### Texte fourni

════════════════════

Découvrez un nouveau style de peinture du milieu du XVIIe siècle, que l’on nomme aujourd’hui « atticisme parisien ».

Présentation de l'oeuvre

Atelier d’Eustache Le Sueur (1616-1655), Vision d’une sainte (sainte Rose ou sainte Dorothée ?). Huile sur toile, 110x 120 cm, château d’Aulteribe (Sermentizon

© Philippe Berthé / Centre des monuments nationaux

Cette œuvre a été attribuée par les spécialistes du peintre à l’atelier d’Eustache Le Sueur. Eustache Le Sueur est l’un des grands peintres français de la première moitié du XVIIe siècle, et disciple préféré de Simon Vouet (1590-1649), premier peintre du roi, dans l’atelier duquel il entre en 1632. Le Sueur n’effectue pas le voyage en Italie et découvre donc l’art de ce pays par le biais des collections royales et par l’enseignement de Vouet.

Le retour en France de Nicolas Poussin, entre 1640 et 1642, marque un tournant dans la carrière de Le Sueur. Au contact de l’art de Poussin, il simplifie sa palette, recherche la sobriété dans les attitudes, au sein de compositions claires. Il devient alors le chef de file d’un nouveau style de peinture, que l’on nomme aujourd’hui « atticisme parisien ». Richelieu mène en effet une véritable « politique artistique », que manifeste visuellement ce nouveau courant de peinture s’accordant à la volonté classique de la cour de France.

════════════════════

### Liste
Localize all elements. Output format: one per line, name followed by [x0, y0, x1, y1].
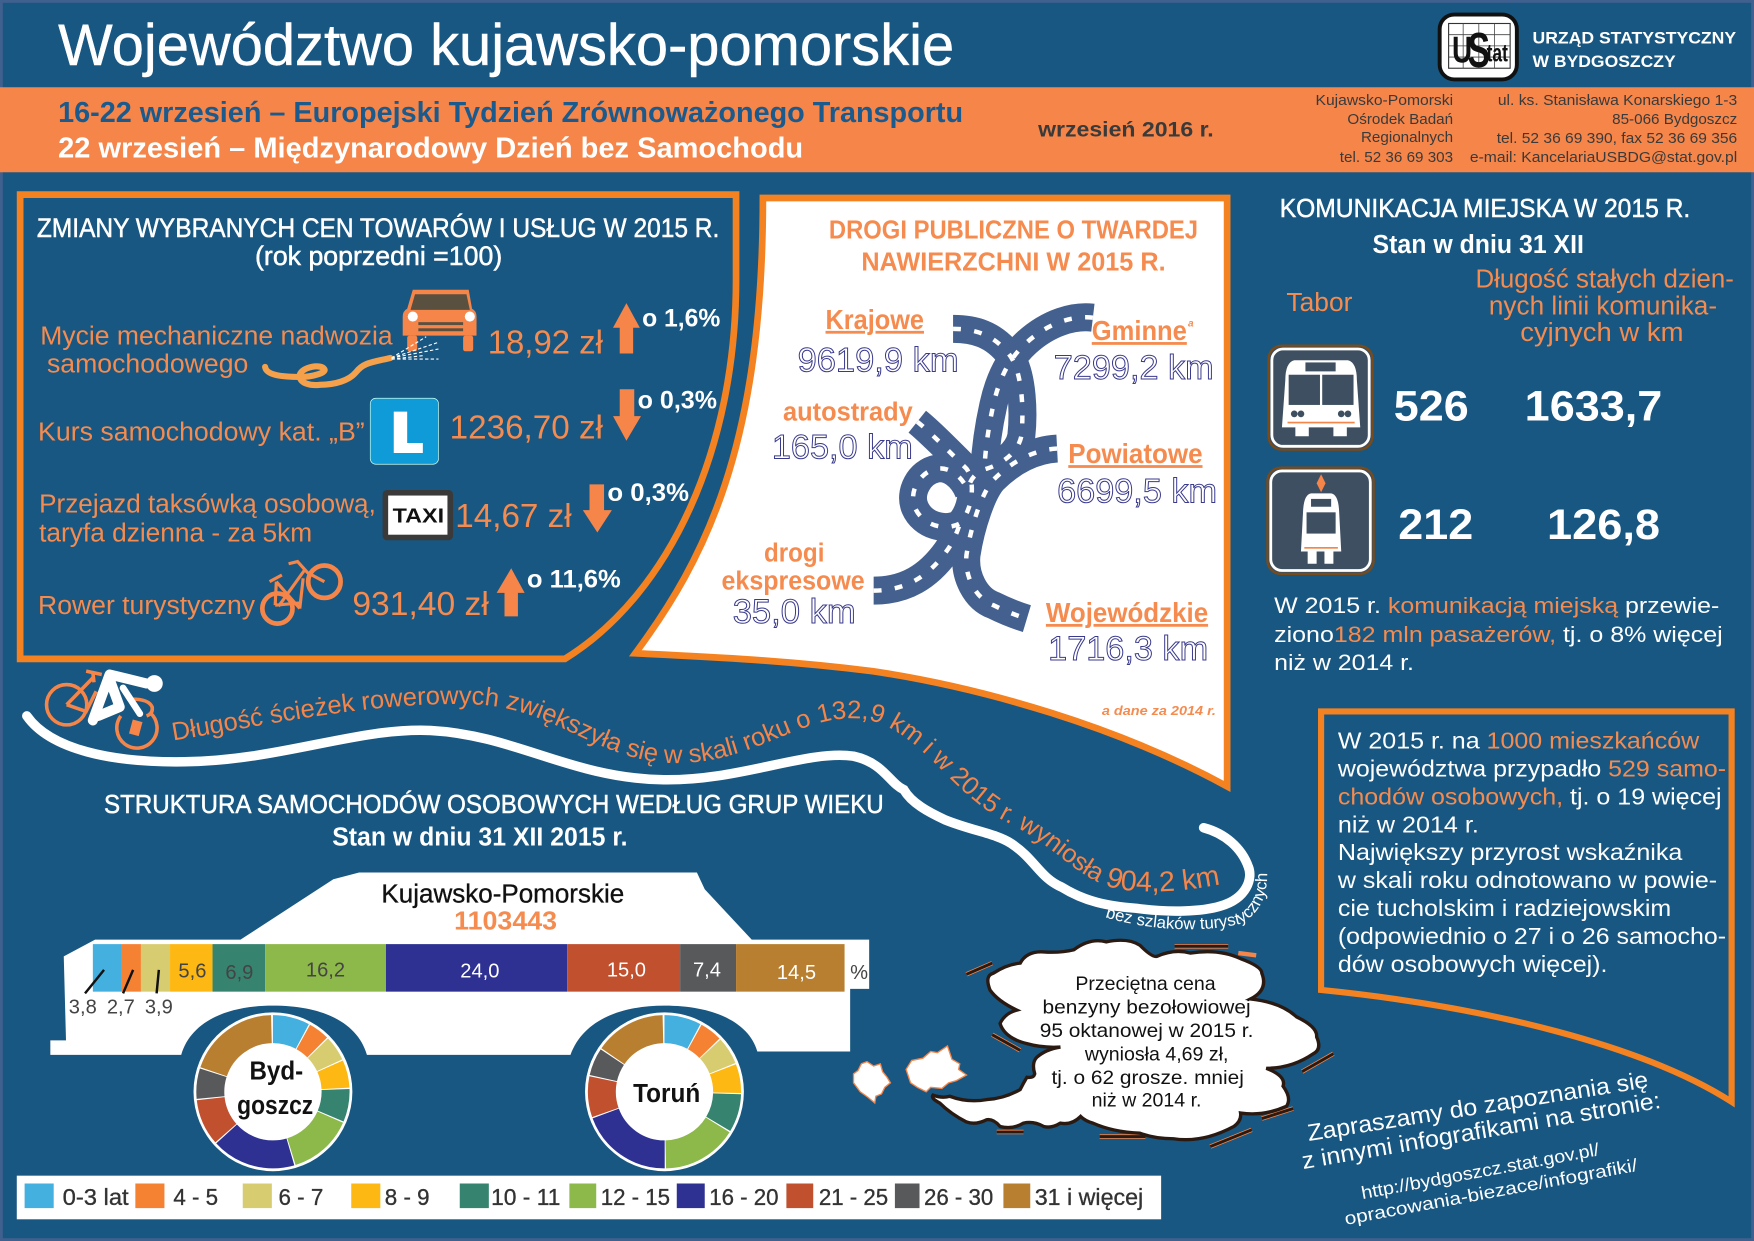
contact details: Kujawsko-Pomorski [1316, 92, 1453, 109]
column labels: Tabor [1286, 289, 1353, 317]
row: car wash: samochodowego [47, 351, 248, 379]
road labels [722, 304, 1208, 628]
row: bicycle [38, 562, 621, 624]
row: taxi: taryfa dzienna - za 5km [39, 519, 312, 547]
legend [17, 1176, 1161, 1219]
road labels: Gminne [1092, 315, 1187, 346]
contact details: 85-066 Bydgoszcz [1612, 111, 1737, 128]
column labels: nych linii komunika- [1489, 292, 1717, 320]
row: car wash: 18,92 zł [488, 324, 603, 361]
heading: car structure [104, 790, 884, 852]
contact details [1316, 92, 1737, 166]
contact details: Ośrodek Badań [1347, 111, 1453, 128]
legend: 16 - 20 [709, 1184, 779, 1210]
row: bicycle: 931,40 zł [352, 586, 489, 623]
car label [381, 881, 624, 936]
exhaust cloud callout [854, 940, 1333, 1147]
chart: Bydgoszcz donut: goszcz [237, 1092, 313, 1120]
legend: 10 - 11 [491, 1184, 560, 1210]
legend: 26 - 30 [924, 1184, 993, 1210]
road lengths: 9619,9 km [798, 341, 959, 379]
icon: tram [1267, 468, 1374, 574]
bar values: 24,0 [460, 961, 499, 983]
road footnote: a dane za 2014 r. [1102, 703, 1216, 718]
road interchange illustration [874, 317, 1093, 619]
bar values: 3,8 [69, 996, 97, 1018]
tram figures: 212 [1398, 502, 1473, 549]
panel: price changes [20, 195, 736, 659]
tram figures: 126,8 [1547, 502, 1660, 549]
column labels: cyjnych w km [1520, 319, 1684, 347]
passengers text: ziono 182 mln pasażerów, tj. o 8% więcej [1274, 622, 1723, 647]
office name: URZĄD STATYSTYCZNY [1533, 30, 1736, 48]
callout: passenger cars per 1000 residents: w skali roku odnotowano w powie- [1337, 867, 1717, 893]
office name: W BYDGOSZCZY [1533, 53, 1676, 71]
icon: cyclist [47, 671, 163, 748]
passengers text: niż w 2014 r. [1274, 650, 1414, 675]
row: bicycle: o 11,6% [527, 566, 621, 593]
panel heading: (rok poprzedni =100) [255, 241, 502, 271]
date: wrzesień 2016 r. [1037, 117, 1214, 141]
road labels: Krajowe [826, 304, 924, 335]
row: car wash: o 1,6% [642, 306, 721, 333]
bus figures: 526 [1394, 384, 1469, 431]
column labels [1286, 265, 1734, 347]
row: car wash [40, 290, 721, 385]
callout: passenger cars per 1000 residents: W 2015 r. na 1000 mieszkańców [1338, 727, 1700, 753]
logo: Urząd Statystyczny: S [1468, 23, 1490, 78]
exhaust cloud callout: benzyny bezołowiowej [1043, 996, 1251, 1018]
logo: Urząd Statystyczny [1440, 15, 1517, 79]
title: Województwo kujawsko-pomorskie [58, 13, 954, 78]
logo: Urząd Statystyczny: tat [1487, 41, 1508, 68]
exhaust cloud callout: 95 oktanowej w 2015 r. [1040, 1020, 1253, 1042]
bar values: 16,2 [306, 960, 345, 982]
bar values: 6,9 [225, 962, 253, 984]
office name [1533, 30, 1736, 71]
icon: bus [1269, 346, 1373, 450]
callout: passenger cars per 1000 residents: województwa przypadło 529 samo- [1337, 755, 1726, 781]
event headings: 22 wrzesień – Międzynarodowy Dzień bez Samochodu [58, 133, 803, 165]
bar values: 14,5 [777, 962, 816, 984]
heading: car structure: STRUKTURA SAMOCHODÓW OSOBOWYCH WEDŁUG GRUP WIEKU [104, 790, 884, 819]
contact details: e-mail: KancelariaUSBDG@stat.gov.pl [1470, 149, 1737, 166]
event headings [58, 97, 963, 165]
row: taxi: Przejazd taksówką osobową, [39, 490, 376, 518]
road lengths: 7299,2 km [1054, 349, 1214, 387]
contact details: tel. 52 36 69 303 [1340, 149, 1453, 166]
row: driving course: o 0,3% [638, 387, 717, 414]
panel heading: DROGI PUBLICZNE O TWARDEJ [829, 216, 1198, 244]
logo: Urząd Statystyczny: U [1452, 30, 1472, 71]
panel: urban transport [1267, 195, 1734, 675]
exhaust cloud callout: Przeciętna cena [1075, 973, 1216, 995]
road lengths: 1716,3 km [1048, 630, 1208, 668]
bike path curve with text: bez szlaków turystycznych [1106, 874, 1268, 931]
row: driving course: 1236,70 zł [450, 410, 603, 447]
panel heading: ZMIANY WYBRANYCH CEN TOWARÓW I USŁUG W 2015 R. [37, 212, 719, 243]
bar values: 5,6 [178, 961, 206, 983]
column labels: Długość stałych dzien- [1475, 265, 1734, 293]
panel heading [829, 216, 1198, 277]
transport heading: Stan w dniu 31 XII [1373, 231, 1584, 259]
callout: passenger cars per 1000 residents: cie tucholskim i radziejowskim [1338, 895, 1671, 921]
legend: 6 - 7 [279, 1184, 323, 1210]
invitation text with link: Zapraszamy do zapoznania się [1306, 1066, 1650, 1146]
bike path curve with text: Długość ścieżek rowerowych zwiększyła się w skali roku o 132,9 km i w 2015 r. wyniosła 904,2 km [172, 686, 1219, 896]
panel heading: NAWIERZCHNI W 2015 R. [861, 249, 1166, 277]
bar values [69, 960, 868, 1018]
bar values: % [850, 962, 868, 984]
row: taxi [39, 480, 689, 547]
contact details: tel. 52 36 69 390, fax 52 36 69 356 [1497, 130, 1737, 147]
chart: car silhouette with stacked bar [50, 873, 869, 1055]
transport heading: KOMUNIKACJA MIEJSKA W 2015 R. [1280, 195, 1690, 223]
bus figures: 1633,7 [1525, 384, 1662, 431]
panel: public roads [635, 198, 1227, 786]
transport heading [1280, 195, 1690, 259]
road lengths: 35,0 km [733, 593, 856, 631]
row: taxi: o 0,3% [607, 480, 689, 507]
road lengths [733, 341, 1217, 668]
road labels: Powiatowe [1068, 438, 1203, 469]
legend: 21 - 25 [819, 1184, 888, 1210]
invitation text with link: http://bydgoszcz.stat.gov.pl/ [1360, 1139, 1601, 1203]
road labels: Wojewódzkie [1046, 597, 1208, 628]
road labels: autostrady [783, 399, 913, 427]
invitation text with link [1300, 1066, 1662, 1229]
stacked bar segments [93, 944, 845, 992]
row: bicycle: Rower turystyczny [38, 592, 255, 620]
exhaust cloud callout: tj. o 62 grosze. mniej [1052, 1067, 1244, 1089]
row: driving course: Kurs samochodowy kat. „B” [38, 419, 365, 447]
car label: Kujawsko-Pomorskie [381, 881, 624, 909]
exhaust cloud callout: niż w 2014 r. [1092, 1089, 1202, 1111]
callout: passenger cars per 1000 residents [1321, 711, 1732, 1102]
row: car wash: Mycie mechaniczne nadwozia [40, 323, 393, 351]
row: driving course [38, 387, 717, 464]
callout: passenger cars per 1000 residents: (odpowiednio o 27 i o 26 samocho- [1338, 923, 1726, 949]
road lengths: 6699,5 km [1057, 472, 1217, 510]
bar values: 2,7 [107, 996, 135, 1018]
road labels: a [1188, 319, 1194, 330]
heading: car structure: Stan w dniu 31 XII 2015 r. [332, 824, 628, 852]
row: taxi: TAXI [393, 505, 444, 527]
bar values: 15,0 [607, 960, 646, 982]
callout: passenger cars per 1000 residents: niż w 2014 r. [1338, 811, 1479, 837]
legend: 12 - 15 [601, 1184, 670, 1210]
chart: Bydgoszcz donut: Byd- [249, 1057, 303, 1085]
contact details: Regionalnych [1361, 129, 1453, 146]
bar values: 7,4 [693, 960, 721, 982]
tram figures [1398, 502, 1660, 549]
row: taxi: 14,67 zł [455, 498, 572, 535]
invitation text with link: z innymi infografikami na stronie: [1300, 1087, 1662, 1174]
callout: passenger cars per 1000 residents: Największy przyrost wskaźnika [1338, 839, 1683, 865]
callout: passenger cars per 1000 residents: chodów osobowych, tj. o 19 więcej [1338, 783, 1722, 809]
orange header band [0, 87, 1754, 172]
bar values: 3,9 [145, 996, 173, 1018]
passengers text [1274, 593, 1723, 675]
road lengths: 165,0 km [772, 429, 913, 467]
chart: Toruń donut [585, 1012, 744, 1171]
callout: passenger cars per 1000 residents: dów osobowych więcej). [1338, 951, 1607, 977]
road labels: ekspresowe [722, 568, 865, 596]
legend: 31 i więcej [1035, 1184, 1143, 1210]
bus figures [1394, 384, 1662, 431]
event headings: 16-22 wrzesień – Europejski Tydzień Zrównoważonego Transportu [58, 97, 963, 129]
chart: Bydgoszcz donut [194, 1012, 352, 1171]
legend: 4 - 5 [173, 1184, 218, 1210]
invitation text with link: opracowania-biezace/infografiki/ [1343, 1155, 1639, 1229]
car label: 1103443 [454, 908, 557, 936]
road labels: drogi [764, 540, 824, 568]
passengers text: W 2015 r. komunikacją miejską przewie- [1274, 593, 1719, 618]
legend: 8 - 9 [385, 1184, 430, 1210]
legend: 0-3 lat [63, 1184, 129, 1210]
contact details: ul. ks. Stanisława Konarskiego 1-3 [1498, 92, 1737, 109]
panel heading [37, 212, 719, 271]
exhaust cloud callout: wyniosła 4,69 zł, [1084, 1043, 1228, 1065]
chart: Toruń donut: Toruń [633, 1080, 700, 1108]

════════════════════

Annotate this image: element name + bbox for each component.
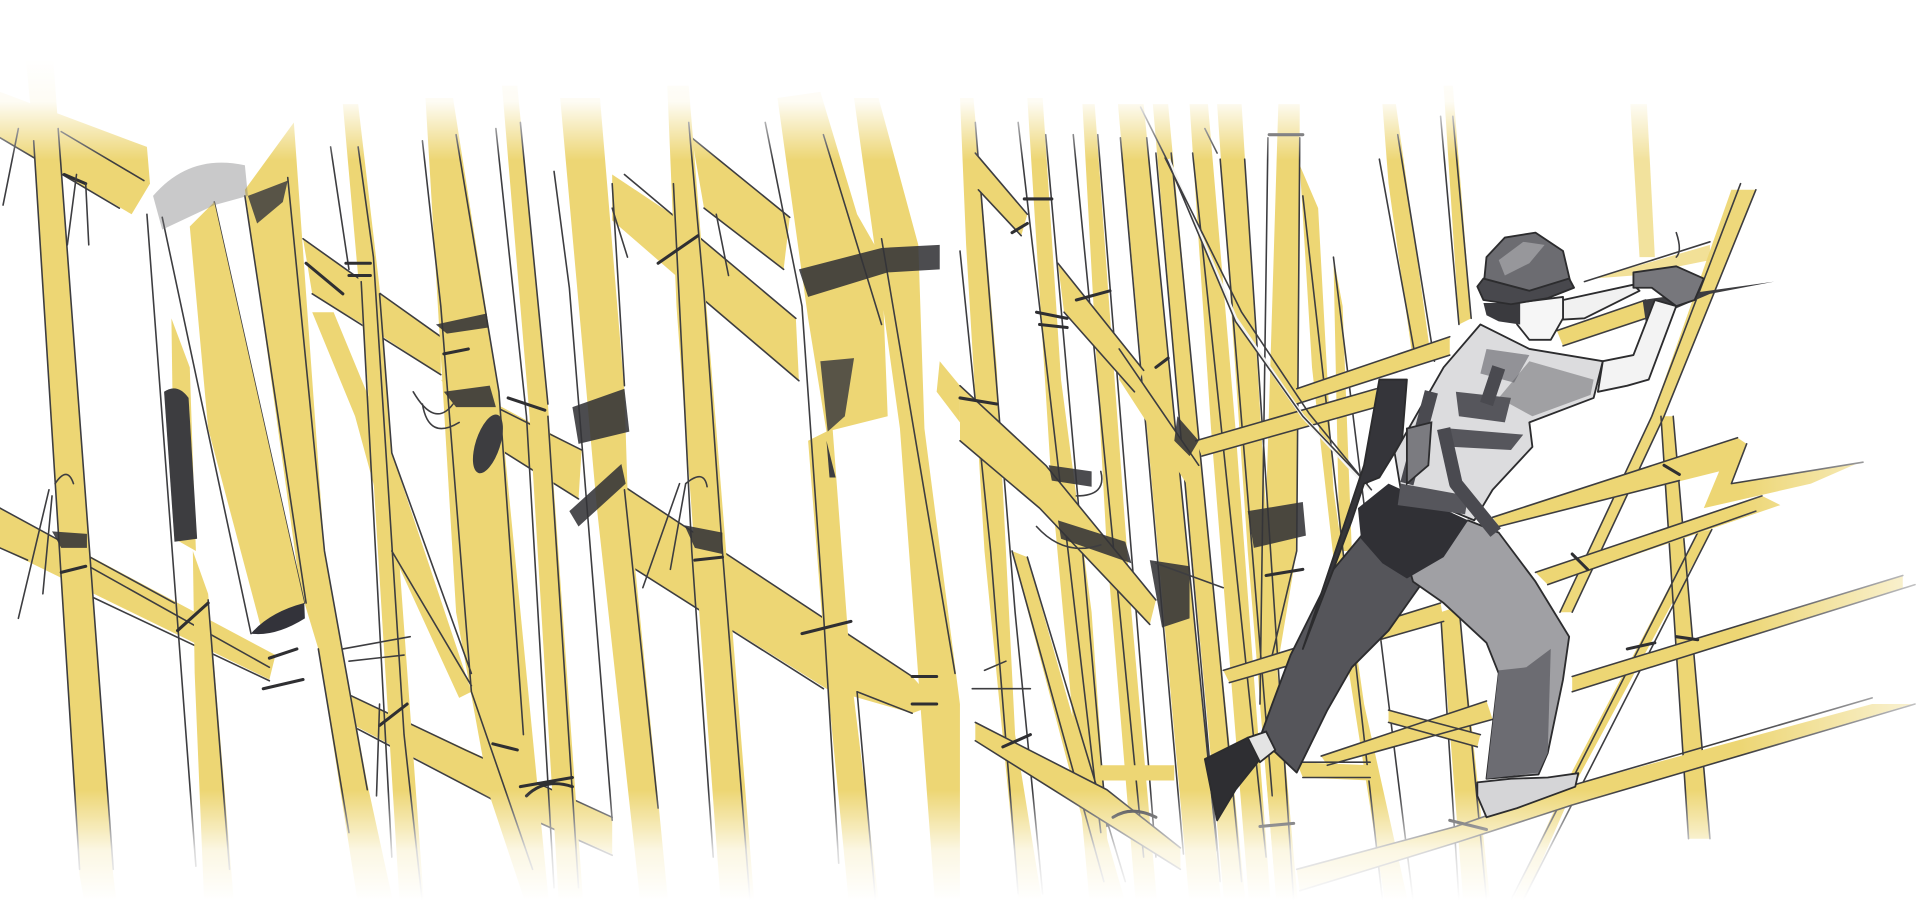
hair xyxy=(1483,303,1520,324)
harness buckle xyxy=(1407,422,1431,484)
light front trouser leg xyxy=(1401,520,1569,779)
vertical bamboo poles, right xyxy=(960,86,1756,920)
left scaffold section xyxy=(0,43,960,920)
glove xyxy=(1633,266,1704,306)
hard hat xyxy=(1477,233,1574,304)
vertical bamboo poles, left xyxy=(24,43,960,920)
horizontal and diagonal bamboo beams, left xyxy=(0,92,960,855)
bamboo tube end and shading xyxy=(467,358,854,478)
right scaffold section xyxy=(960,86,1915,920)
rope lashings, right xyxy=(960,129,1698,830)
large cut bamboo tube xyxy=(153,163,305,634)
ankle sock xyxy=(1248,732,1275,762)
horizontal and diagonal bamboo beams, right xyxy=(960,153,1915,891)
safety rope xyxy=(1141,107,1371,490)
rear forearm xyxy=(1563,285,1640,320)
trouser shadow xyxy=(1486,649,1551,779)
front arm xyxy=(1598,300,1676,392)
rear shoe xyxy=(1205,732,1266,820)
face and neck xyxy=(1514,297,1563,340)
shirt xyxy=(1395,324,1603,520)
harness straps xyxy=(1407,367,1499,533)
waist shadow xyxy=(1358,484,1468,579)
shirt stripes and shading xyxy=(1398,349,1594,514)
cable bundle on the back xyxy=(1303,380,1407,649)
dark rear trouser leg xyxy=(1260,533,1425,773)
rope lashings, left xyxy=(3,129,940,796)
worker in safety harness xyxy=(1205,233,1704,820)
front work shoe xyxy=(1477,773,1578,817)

════════════════════

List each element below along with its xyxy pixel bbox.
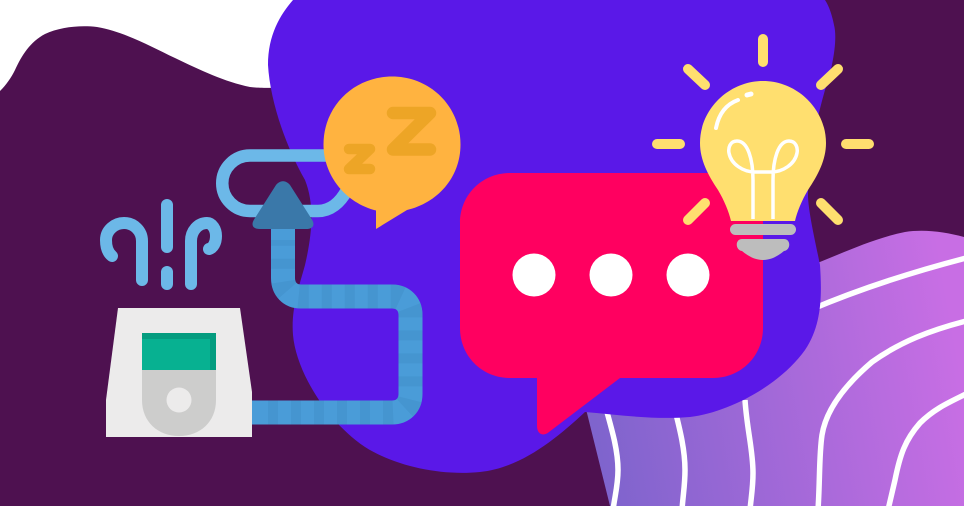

════════════════════

### Consigne A
D'après le texte fourni, dans l'atelier de quel peintre Eustache Le Sueur entre-t-il en 1632 ?
### Consigne B
Pour chacune des affirmations suivantes, indiquez si elle concorde avec le texte fourni, en citant les mots qui tranchent : (i) Le Sueur a fait le voyage en Italie ; (ii) Nicolas Poussin est revenu en France entre 1640 et 1642 ; (iii) au contact de l'art de Poussin, Le Sueur enrichit sa palette.
Répondez en vous fondant uniquement sur le texte fourni.

### Réponse complète A
Dans celui de Simon Vouet, premier peintre du roi.

### Réponse complète B
(i) Non : « Le Sueur n’effectue pas le voyage en Italie ».
(ii) Oui : « Le retour en France de Nicolas Poussin, entre 1640 et 1642 ».
(iii) Non : « il simplifie sa palette ».